▶ What the exercise asks: Track down every line below that holds "school" and copy it.

▶ Raw records:

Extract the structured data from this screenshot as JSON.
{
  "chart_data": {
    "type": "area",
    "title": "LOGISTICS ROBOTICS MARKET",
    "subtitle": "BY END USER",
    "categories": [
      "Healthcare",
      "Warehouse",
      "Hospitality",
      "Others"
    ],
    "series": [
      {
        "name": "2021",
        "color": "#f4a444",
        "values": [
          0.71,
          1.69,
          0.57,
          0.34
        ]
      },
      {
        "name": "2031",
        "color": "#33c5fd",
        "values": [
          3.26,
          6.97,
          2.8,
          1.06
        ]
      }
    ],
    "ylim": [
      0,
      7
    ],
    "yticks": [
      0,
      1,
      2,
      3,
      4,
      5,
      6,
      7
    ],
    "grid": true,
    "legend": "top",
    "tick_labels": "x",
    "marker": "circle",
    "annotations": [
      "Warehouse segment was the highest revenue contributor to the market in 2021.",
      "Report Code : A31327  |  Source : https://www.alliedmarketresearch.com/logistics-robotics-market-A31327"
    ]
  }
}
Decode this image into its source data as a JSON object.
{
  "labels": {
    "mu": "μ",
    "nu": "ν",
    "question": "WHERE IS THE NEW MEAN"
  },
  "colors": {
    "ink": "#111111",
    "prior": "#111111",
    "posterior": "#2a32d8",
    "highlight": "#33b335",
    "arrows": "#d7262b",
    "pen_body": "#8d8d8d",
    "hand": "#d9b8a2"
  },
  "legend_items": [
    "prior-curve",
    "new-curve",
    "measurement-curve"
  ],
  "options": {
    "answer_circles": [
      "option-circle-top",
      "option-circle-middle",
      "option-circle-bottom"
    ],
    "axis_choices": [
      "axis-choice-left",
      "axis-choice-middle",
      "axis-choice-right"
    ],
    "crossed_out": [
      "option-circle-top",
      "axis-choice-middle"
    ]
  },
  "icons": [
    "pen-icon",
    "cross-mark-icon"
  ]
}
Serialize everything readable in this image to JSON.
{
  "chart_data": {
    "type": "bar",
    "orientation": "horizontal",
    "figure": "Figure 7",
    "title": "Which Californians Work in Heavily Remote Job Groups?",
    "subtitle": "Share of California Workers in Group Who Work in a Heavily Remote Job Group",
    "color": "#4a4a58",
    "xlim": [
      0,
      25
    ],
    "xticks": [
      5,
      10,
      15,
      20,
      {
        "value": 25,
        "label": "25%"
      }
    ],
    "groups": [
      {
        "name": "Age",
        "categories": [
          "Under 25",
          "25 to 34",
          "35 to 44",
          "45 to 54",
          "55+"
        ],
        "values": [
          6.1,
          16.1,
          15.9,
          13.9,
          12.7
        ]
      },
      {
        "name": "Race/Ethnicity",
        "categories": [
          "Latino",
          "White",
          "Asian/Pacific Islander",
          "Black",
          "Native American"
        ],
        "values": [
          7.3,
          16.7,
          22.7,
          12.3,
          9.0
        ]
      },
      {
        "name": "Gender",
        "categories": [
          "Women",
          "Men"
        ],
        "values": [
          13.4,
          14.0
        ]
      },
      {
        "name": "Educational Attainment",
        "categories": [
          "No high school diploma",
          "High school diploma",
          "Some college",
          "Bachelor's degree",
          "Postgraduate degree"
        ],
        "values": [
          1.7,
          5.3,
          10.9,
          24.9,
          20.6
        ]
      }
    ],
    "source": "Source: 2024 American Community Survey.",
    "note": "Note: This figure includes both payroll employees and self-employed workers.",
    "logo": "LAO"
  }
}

▶ Answer to this task:
          "No high school diploma",
          "High school diploma",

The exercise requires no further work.